##### Data in this exercise #####

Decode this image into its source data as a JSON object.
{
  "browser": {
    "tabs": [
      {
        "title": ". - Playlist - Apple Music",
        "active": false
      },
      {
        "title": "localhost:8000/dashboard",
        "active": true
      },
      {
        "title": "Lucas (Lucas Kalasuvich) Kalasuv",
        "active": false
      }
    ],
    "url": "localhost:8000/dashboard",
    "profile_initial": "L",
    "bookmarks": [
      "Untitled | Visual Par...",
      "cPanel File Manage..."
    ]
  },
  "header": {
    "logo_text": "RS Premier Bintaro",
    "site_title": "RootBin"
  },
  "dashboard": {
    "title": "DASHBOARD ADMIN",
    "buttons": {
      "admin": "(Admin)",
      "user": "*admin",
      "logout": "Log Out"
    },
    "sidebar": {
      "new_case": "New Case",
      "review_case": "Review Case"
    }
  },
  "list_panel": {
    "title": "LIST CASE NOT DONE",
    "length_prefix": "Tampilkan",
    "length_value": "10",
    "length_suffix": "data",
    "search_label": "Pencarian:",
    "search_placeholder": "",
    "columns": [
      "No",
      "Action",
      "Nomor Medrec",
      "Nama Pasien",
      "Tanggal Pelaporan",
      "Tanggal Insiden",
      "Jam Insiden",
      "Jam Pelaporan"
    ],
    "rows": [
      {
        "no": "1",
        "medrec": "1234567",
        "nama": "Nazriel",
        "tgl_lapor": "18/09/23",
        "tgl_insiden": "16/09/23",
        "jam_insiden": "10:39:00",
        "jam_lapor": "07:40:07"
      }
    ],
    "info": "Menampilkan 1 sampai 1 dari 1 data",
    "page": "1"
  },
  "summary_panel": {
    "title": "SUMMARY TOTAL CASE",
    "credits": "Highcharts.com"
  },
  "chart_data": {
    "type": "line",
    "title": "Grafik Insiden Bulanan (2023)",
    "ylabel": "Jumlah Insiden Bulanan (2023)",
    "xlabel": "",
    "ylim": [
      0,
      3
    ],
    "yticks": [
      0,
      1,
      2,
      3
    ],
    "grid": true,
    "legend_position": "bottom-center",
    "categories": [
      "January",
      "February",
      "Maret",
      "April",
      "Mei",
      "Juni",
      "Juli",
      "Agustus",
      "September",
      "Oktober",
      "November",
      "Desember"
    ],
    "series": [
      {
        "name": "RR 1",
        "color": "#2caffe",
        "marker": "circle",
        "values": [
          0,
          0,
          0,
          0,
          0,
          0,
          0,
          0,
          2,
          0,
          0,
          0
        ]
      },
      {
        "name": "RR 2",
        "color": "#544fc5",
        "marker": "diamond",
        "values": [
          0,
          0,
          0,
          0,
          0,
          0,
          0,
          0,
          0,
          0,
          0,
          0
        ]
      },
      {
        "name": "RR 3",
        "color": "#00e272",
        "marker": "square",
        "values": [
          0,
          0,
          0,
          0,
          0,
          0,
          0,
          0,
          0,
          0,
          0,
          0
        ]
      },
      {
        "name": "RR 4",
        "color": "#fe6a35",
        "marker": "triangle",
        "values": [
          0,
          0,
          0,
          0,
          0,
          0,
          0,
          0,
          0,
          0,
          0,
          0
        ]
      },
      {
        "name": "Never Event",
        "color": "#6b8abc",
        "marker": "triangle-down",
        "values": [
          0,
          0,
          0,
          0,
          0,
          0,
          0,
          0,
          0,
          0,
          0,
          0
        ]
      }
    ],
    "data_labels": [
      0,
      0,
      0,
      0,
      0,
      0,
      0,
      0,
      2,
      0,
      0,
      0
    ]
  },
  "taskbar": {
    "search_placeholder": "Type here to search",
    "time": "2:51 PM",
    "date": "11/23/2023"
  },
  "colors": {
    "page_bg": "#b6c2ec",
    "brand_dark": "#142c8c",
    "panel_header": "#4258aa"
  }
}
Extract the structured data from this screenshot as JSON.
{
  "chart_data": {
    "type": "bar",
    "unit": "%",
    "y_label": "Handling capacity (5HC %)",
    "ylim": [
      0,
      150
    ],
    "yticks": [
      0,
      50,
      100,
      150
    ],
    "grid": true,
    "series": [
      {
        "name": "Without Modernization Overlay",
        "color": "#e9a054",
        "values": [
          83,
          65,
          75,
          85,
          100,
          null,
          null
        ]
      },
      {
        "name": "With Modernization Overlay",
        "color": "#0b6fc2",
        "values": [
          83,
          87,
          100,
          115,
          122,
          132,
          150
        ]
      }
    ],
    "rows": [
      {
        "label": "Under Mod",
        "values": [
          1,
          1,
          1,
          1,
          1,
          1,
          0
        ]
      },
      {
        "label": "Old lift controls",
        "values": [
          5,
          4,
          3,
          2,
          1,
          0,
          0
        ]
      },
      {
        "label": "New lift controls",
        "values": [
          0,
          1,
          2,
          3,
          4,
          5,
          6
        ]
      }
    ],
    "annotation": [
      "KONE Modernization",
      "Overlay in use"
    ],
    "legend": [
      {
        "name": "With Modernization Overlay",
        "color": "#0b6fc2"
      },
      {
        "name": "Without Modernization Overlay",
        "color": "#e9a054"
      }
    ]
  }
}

#####

Your objective
Using the data above, output each line exactly.

Written answer
Decode this image into its source data as a JSON object.
{
  "browser": {
    "tabs": [
      {
        "title": ". - Playlist - Apple Music",
        "active": false
      },
      {
        "title": "localhost:8000/dashboard",
        "active": true
      },
      {
        "title": "Lucas (Lucas Kalasuvich) Kalasuv",
        "active": false
      }
    ],
    "url": "localhost:8000/dashboard",
    "profile_initial": "L",
    "bookmarks": [
      "Untitled | Visual Par...",
      "cPanel File Manage..."
    ]
  },
  "header": {
    "logo_text": "RS Premier Bintaro",
    "site_title": "RootBin"
  },
  "dashboard": {
    "title": "DASHBOARD ADMIN",
    "buttons": {
      "admin": "(Admin)",
      "user": "*admin",
      "logout": "Log Out"
    },
    "sidebar": {
      "new_case": "New Case",
      "review_case": "Review Case"
    }
  },
  "list_panel": {
    "title": "LIST CASE NOT DONE",
    "length_prefix": "Tampilkan",
    "length_value": "10",
    "length_suffix": "data",
    "search_label": "Pencarian:",
    "search_placeholder": "",
    "columns": [
      "No",
      "Action",
      "Nomor Medrec",
      "Nama Pasien",
      "Tanggal Pelaporan",
      "Tanggal Insiden",
      "Jam Insiden",
      "Jam Pelaporan"
    ],
    "rows": [
      {
        "no": "1",
        "medrec": "1234567",
        "nama": "Nazriel",
        "tgl_lapor": "18/09/23",
        "tgl_insiden": "16/09/23",
        "jam_insiden": "10:39:00",
        "jam_lapor": "07:40:07"
      }
    ],
    "info": "Menampilkan 1 sampai 1 dari 1 data",
    "page": "1"
  },
  "summary_panel": {
    "title": "SUMMARY TOTAL CASE",
    "credits": "Highcharts.com"
  },
  "chart_data": {
    "type": "line",
    "title": "Grafik Insiden Bulanan (2023)",
    "ylabel": "Jumlah Insiden Bulanan (2023)",
    "xlabel": "",
    "ylim": [
      0,
      3
    ],
    "yticks": [
      0,
      1,
      2,
      3
    ],
    "grid": true,
    "legend_position": "bottom-center",
    "categories": [
      "January",
      "February",
      "Maret",
      "April",
      "Mei",
      "Juni",
      "Juli",
      "Agustus",
      "September",
      "Oktober",
      "November",
      "Desember"
    ],
    "series": [
      {
        "name": "RR 1",
        "color": "#2caffe",
        "marker": "circle",
        "values": [
          0,
          0,
          0,
          0,
          0,
          0,
          0,
          0,
          2,
          0,
          0,
          0
        ]
      },
      {
        "name": "RR 2",
        "color": "#544fc5",
        "marker": "diamond",
        "values": [
          0,
          0,
          0,
          0,
          0,
          0,
          0,
          0,
          0,
          0,
          0,
          0
        ]
      },
      {
        "name": "RR 3",
        "color": "#00e272",
        "marker": "square",
        "values": [
          0,
          0,
          0,
          0,
          0,
          0,
          0,
          0,
          0,
          0,
          0,
          0
        ]
      },
      {
        "name": "RR 4",
        "color": "#fe6a35",
        "marker": "triangle",
        "values": [
          0,
          0,
          0,
          0,
          0,
          0,
          0,
          0,
          0,
          0,
          0,
          0
        ]
      },
      {
        "name": "Never Event",
        "color": "#6b8abc",
        "marker": "triangle-down",
        "values": [
          0,
          0,
          0,
          0,
          0,
          0,
          0,
          0,
          0,
          0,
          0,
          0
        ]
      }
    ],
    "data_labels": [
      0,
      0,
      0,
      0,
      0,
      0,
      0,
      0,
      2,
      0,
      0,
      0
    ]
  },
  "taskbar": {
    "search_placeholder": "Type here to search",
    "time": "2:51 PM",
    "date": "11/23/2023"
  },
  "colors": {
    "page_bg": "#b6c2ec",
    "brand_dark": "#142c8c",
    "panel_header": "#4258aa"
  }
}
Extract the structured data from this screenshot as JSON.
{
  "chart_data": {
    "type": "bar",
    "unit": "%",
    "y_label": "Handling capacity (5HC %)",
    "ylim": [
      0,
      150
    ],
    "yticks": [
      0,
      50,
      100,
      150
    ],
    "grid": true,
    "series": [
      {
        "name": "Without Modernization Overlay",
        "color": "#e9a054",
        "values": [
          83,
          65,
          75,
          85,
          100,
          null,
          null
        ]
      },
      {
        "name": "With Modernization Overlay",
        "color": "#0b6fc2",
        "values": [
          83,
          87,
          100,
          115,
          122,
          132,
          150
        ]
      }
    ],
    "rows": [
      {
        "label": "Under Mod",
        "values": [
          1,
          1,
          1,
          1,
          1,
          1,
          0
        ]
      },
      {
        "label": "Old lift controls",
        "values": [
          5,
          4,
          3,
          2,
          1,
          0,
          0
        ]
      },
      {
        "label": "New lift controls",
        "values": [
          0,
          1,
          2,
          3,
          4,
          5,
          6
        ]
      }
    ],
    "annotation": [
      "KONE Modernization",
      "Overlay in use"
    ],
    "legend": [
      {
        "name": "With Modernization Overlay",
        "color": "#0b6fc2"
      },
      {
        "name": "Without Modernization Overlay",
        "color": "#e9a054"
      }
    ]
  }
}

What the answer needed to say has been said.